# Information given start
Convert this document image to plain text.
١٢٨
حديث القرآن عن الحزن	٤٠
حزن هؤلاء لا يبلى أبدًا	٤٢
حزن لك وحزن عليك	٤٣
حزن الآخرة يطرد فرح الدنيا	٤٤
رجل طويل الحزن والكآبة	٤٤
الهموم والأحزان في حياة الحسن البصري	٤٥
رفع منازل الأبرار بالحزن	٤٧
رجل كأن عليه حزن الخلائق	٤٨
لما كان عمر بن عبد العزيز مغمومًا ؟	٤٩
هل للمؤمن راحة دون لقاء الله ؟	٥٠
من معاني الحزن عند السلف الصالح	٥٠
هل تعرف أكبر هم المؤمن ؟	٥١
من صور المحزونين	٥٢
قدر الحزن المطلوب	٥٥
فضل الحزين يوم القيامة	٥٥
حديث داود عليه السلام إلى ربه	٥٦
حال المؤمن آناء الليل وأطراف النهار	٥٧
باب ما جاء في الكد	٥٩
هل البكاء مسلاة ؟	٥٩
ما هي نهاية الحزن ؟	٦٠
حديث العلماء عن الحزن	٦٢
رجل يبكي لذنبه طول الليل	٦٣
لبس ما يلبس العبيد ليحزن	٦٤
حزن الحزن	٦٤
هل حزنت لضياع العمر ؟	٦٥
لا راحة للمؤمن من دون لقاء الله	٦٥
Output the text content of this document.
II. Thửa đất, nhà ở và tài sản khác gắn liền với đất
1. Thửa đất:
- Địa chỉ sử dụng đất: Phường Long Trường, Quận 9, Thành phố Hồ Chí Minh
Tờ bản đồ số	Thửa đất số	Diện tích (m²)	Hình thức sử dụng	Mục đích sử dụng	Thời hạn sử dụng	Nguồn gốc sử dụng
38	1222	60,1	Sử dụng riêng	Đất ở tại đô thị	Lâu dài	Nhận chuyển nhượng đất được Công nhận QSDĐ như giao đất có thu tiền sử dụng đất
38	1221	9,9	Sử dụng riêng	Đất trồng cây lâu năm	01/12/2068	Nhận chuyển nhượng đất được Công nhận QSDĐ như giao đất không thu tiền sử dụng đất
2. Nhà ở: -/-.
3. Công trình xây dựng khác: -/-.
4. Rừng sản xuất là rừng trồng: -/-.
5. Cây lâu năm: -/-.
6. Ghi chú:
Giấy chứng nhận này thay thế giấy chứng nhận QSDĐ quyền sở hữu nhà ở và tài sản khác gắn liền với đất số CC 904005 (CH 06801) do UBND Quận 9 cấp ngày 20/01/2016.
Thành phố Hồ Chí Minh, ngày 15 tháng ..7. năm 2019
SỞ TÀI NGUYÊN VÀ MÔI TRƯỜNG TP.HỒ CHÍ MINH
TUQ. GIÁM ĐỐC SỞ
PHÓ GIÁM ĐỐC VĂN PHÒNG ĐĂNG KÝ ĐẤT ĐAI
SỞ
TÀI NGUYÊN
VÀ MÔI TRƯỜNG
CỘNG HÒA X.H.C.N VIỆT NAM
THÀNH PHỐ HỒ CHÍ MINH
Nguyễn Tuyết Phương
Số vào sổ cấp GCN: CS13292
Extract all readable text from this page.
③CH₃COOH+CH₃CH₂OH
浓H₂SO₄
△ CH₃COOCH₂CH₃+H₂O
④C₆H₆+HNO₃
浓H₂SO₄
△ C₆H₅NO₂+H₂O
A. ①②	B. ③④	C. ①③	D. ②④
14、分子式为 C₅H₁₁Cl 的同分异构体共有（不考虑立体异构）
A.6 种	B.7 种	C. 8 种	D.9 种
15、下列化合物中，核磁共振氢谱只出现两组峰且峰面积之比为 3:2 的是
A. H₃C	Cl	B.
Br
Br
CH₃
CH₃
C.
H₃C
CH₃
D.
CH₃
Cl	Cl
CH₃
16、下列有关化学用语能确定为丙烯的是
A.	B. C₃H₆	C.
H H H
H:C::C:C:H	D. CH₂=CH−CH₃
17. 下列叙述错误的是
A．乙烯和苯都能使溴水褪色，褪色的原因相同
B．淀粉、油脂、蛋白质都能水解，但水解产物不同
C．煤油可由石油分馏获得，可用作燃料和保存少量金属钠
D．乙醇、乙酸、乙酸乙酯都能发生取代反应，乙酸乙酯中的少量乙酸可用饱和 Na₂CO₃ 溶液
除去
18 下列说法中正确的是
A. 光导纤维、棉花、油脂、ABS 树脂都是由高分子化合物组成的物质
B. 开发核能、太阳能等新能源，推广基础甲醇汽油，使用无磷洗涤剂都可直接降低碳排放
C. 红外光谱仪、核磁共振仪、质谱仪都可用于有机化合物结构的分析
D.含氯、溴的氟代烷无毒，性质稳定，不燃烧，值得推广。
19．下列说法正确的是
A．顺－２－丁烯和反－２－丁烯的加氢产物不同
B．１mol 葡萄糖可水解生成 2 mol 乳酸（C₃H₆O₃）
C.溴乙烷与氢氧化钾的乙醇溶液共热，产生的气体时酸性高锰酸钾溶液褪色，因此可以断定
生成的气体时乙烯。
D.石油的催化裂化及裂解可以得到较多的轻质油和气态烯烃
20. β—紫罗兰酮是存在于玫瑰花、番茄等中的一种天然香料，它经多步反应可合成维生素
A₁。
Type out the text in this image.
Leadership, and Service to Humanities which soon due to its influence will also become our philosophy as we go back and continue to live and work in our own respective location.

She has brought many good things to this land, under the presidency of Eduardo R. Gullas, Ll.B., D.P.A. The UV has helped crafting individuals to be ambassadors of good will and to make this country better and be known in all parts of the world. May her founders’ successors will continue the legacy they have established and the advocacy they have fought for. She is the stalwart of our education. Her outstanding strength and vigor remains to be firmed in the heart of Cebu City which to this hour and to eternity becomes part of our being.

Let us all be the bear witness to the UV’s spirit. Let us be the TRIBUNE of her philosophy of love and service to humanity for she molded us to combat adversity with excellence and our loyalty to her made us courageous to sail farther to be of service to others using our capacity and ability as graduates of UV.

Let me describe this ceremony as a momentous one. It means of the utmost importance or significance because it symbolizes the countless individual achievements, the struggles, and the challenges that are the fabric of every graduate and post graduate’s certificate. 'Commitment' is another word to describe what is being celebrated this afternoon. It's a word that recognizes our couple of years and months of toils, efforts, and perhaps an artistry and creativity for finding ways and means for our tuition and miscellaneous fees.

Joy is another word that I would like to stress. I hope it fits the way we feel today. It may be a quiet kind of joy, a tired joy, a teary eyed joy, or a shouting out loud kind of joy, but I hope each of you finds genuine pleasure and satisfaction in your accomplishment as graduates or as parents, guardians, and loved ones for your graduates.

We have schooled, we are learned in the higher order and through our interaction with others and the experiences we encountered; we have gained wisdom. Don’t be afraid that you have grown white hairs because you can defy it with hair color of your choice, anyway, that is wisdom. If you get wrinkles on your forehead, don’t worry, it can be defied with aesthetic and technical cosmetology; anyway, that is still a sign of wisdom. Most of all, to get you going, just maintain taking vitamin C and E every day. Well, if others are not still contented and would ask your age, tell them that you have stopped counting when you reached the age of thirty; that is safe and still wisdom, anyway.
# Information given end
• **What the task requires**
Extract each record, keeping it identical to the original.

• **Solution for this task**
Convert this document image to plain text.
١٢٨
حديث القرآن عن الحزن	٤٠
حزن هؤلاء لا يبلى أبدًا	٤٢
حزن لك وحزن عليك	٤٣
حزن الآخرة يطرد فرح الدنيا	٤٤
رجل طويل الحزن والكآبة	٤٤
الهموم والأحزان في حياة الحسن البصري	٤٥
رفع منازل الأبرار بالحزن	٤٧
رجل كأن عليه حزن الخلائق	٤٨
لما كان عمر بن عبد العزيز مغمومًا ؟	٤٩
هل للمؤمن راحة دون لقاء الله ؟	٥٠
من معاني الحزن عند السلف الصالح	٥٠
هل تعرف أكبر هم المؤمن ؟	٥١
من صور المحزونين	٥٢
قدر الحزن المطلوب	٥٥
فضل الحزين يوم القيامة	٥٥
حديث داود عليه السلام إلى ربه	٥٦
حال المؤمن آناء الليل وأطراف النهار	٥٧
باب ما جاء في الكد	٥٩
هل البكاء مسلاة ؟	٥٩
ما هي نهاية الحزن ؟	٦٠
حديث العلماء عن الحزن	٦٢
رجل يبكي لذنبه طول الليل	٦٣
لبس ما يلبس العبيد ليحزن	٦٤
حزن الحزن	٦٤
هل حزنت لضياع العمر ؟	٦٥
لا راحة للمؤمن من دون لقاء الله	٦٥
Output the text content of this document.
II. Thửa đất, nhà ở và tài sản khác gắn liền với đất
1. Thửa đất:
- Địa chỉ sử dụng đất: Phường Long Trường, Quận 9, Thành phố Hồ Chí Minh
Tờ bản đồ số	Thửa đất số	Diện tích (m²)	Hình thức sử dụng	Mục đích sử dụng	Thời hạn sử dụng	Nguồn gốc sử dụng
38	1222	60,1	Sử dụng riêng	Đất ở tại đô thị	Lâu dài	Nhận chuyển nhượng đất được Công nhận QSDĐ như giao đất có thu tiền sử dụng đất
38	1221	9,9	Sử dụng riêng	Đất trồng cây lâu năm	01/12/2068	Nhận chuyển nhượng đất được Công nhận QSDĐ như giao đất không thu tiền sử dụng đất
2. Nhà ở: -/-.
3. Công trình xây dựng khác: -/-.
4. Rừng sản xuất là rừng trồng: -/-.
5. Cây lâu năm: -/-.
6. Ghi chú:
Giấy chứng nhận này thay thế giấy chứng nhận QSDĐ quyền sở hữu nhà ở và tài sản khác gắn liền với đất số CC 904005 (CH 06801) do UBND Quận 9 cấp ngày 20/01/2016.
Thành phố Hồ Chí Minh, ngày 15 tháng ..7. năm 2019
SỞ TÀI NGUYÊN VÀ MÔI TRƯỜNG TP.HỒ CHÍ MINH
TUQ. GIÁM ĐỐC SỞ
PHÓ GIÁM ĐỐC VĂN PHÒNG ĐĂNG KÝ ĐẤT ĐAI
SỞ
TÀI NGUYÊN
VÀ MÔI TRƯỜNG
CỘNG HÒA X.H.C.N VIỆT NAM
THÀNH PHỐ HỒ CHÍ MINH
Nguyễn Tuyết Phương
Số vào sổ cấp GCN: CS13292
Extract all readable text from this page.
③CH₃COOH+CH₃CH₂OH
浓H₂SO₄
△ CH₃COOCH₂CH₃+H₂O
④C₆H₆+HNO₃
浓H₂SO₄
△ C₆H₅NO₂+H₂O
A. ①②	B. ③④	C. ①③	D. ②④
14、分子式为 C₅H₁₁Cl 的同分异构体共有（不考虑立体异构）
A.6 种	B.7 种	C. 8 种	D.9 种
15、下列化合物中，核磁共振氢谱只出现两组峰且峰面积之比为 3:2 的是
A. H₃C	Cl	B.
Br
Br
CH₃
CH₃
C.
H₃C
CH₃
D.
CH₃
Cl	Cl
CH₃
16、下列有关化学用语能确定为丙烯的是
A.	B. C₃H₆	C.
H H H
H:C::C:C:H	D. CH₂=CH−CH₃
17. 下列叙述错误的是
A．乙烯和苯都能使溴水褪色，褪色的原因相同
B．淀粉、油脂、蛋白质都能水解，但水解产物不同
C．煤油可由石油分馏获得，可用作燃料和保存少量金属钠
D．乙醇、乙酸、乙酸乙酯都能发生取代反应，乙酸乙酯中的少量乙酸可用饱和 Na₂CO₃ 溶液
除去
18 下列说法中正确的是
A. 光导纤维、棉花、油脂、ABS 树脂都是由高分子化合物组成的物质
B. 开发核能、太阳能等新能源，推广基础甲醇汽油，使用无磷洗涤剂都可直接降低碳排放
C. 红外光谱仪、核磁共振仪、质谱仪都可用于有机化合物结构的分析
D.含氯、溴的氟代烷无毒，性质稳定，不燃烧，值得推广。
19．下列说法正确的是
A．顺－２－丁烯和反－２－丁烯的加氢产物不同
B．１mol 葡萄糖可水解生成 2 mol 乳酸（C₃H₆O₃）
C.溴乙烷与氢氧化钾的乙醇溶液共热，产生的气体时酸性高锰酸钾溶液褪色，因此可以断定
生成的气体时乙烯。
D.石油的催化裂化及裂解可以得到较多的轻质油和气态烯烃
20. β—紫罗兰酮是存在于玫瑰花、番茄等中的一种天然香料，它经多步反应可合成维生素
A₁。
Type out the text in this image.
Leadership, and Service to Humanities which soon due to its influence will also become our philosophy as we go back and continue to live and work in our own respective location.

She has brought many good things to this land, under the presidency of Eduardo R. Gullas, Ll.B., D.P.A. The UV has helped crafting individuals to be ambassadors of good will and to make this country better and be known in all parts of the world. May her founders’ successors will continue the legacy they have established and the advocacy they have fought for. She is the stalwart of our education. Her outstanding strength and vigor remains to be firmed in the heart of Cebu City which to this hour and to eternity becomes part of our being.

Let us all be the bear witness to the UV’s spirit. Let us be the TRIBUNE of her philosophy of love and service to humanity for she molded us to combat adversity with excellence and our loyalty to her made us courageous to sail farther to be of service to others using our capacity and ability as graduates of UV.

Let me describe this ceremony as a momentous one. It means of the utmost importance or significance because it symbolizes the countless individual achievements, the struggles, and the challenges that are the fabric of every graduate and post graduate’s certificate. 'Commitment' is another word to describe what is being celebrated this afternoon. It's a word that recognizes our couple of years and months of toils, efforts, and perhaps an artistry and creativity for finding ways and means for our tuition and miscellaneous fees.

Joy is another word that I would like to stress. I hope it fits the way we feel today. It may be a quiet kind of joy, a tired joy, a teary eyed joy, or a shouting out loud kind of joy, but I hope each of you finds genuine pleasure and satisfaction in your accomplishment as graduates or as parents, guardians, and loved ones for your graduates.

We have schooled, we are learned in the higher order and through our interaction with others and the experiences we encountered; we have gained wisdom. Don’t be afraid that you have grown white hairs because you can defy it with hair color of your choice, anyway, that is wisdom. If you get wrinkles on your forehead, don’t worry, it can be defied with aesthetic and technical cosmetology; anyway, that is still a sign of wisdom. Most of all, to get you going, just maintain taking vitamin C and E every day. Well, if others are not still contented and would ask your age, tell them that you have stopped counting when you reached the age of thirty; that is safe and still wisdom, anyway.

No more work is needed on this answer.